→ **Items listed in a dataset**
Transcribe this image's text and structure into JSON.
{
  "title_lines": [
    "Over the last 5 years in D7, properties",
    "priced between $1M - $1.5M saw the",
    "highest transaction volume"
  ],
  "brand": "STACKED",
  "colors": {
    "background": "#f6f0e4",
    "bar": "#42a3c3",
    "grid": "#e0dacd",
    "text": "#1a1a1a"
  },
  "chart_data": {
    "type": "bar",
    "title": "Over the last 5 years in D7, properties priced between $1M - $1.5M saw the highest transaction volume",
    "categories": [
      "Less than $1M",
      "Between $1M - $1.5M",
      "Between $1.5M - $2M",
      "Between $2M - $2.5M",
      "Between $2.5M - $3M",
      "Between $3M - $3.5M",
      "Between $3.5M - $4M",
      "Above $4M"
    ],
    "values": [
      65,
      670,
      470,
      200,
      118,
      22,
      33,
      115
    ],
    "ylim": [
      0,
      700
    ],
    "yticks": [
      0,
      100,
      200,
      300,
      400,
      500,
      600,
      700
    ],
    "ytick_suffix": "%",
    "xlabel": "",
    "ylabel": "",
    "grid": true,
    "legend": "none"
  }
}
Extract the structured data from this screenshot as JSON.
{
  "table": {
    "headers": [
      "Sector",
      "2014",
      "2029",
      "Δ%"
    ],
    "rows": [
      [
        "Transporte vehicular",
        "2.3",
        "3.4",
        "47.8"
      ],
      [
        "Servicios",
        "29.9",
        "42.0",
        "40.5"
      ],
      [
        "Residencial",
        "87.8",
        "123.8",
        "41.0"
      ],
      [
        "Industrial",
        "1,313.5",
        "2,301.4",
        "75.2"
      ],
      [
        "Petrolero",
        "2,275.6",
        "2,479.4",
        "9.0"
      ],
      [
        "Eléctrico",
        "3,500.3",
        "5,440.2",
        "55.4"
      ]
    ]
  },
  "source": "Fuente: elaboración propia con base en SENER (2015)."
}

→ **Goal**
Write out every line from the entries where "JSON" appears.

→ **Response to the task**
Transcribe this image's text and structure into JSON.
Extract the structured data from this screenshot as JSON.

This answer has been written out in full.